───── Material supplied ─────

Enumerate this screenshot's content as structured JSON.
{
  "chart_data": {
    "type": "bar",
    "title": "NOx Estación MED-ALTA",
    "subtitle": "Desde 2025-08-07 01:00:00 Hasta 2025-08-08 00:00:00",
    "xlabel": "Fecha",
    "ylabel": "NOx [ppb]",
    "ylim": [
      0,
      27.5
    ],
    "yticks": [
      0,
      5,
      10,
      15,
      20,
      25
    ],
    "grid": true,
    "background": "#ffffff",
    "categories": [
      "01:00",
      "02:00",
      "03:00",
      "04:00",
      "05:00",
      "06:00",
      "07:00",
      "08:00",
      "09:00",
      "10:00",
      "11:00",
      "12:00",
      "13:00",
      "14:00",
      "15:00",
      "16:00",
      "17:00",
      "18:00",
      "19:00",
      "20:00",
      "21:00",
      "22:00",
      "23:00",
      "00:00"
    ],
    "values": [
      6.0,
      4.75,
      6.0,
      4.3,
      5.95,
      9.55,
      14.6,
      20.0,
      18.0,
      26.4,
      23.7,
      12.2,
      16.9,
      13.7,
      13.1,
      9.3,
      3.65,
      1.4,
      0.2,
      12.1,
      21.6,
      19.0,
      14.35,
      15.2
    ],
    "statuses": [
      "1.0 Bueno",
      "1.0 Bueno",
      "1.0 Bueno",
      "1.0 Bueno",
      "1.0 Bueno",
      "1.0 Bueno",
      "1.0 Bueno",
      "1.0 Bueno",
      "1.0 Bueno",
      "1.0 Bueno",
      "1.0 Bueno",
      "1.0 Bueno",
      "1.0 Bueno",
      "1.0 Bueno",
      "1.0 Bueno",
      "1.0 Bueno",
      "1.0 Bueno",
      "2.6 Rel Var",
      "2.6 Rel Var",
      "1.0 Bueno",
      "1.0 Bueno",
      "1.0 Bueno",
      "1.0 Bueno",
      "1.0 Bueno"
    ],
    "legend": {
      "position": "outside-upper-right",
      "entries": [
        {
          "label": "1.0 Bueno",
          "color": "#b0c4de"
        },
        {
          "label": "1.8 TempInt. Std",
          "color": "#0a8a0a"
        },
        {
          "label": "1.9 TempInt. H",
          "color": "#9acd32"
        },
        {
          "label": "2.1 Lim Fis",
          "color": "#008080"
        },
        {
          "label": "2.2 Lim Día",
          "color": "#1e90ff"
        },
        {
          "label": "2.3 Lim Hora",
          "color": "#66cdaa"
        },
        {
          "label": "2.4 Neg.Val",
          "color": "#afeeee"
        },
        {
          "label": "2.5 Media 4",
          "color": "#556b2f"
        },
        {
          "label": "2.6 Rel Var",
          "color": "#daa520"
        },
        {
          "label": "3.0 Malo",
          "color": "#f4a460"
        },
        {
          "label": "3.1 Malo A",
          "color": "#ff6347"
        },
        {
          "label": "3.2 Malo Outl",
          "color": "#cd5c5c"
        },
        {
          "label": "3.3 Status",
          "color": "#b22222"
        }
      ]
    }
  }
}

─────

◆ Stated problem
Make an exact copy of all the data.

◆ Task response
Enumerate this screenshot's content as structured JSON.
{
  "chart_data": {
    "type": "bar",
    "title": "NOx Estación MED-ALTA",
    "subtitle": "Desde 2025-08-07 01:00:00 Hasta 2025-08-08 00:00:00",
    "xlabel": "Fecha",
    "ylabel": "NOx [ppb]",
    "ylim": [
      0,
      27.5
    ],
    "yticks": [
      0,
      5,
      10,
      15,
      20,
      25
    ],
    "grid": true,
    "background": "#ffffff",
    "categories": [
      "01:00",
      "02:00",
      "03:00",
      "04:00",
      "05:00",
      "06:00",
      "07:00",
      "08:00",
      "09:00",
      "10:00",
      "11:00",
      "12:00",
      "13:00",
      "14:00",
      "15:00",
      "16:00",
      "17:00",
      "18:00",
      "19:00",
      "20:00",
      "21:00",
      "22:00",
      "23:00",
      "00:00"
    ],
    "values": [
      6.0,
      4.75,
      6.0,
      4.3,
      5.95,
      9.55,
      14.6,
      20.0,
      18.0,
      26.4,
      23.7,
      12.2,
      16.9,
      13.7,
      13.1,
      9.3,
      3.65,
      1.4,
      0.2,
      12.1,
      21.6,
      19.0,
      14.35,
      15.2
    ],
    "statuses": [
      "1.0 Bueno",
      "1.0 Bueno",
      "1.0 Bueno",
      "1.0 Bueno",
      "1.0 Bueno",
      "1.0 Bueno",
      "1.0 Bueno",
      "1.0 Bueno",
      "1.0 Bueno",
      "1.0 Bueno",
      "1.0 Bueno",
      "1.0 Bueno",
      "1.0 Bueno",
      "1.0 Bueno",
      "1.0 Bueno",
      "1.0 Bueno",
      "1.0 Bueno",
      "2.6 Rel Var",
      "2.6 Rel Var",
      "1.0 Bueno",
      "1.0 Bueno",
      "1.0 Bueno",
      "1.0 Bueno",
      "1.0 Bueno"
    ],
    "legend": {
      "position": "outside-upper-right",
      "entries": [
        {
          "label": "1.0 Bueno",
          "color": "#b0c4de"
        },
        {
          "label": "1.8 TempInt. Std",
          "color": "#0a8a0a"
        },
        {
          "label": "1.9 TempInt. H",
          "color": "#9acd32"
        },
        {
          "label": "2.1 Lim Fis",
          "color": "#008080"
        },
        {
          "label": "2.2 Lim Día",
          "color": "#1e90ff"
        },
        {
          "label": "2.3 Lim Hora",
          "color": "#66cdaa"
        },
        {
          "label": "2.4 Neg.Val",
          "color": "#afeeee"
        },
        {
          "label": "2.5 Media 4",
          "color": "#556b2f"
        },
        {
          "label": "2.6 Rel Var",
          "color": "#daa520"
        },
        {
          "label": "3.0 Malo",
          "color": "#f4a460"
        },
        {
          "label": "3.1 Malo A",
          "color": "#ff6347"
        },
        {
          "label": "3.2 Malo Outl",
          "color": "#cd5c5c"
        },
        {
          "label": "3.3 Status",
          "color": "#b22222"
        }
      ]
    }
  }
}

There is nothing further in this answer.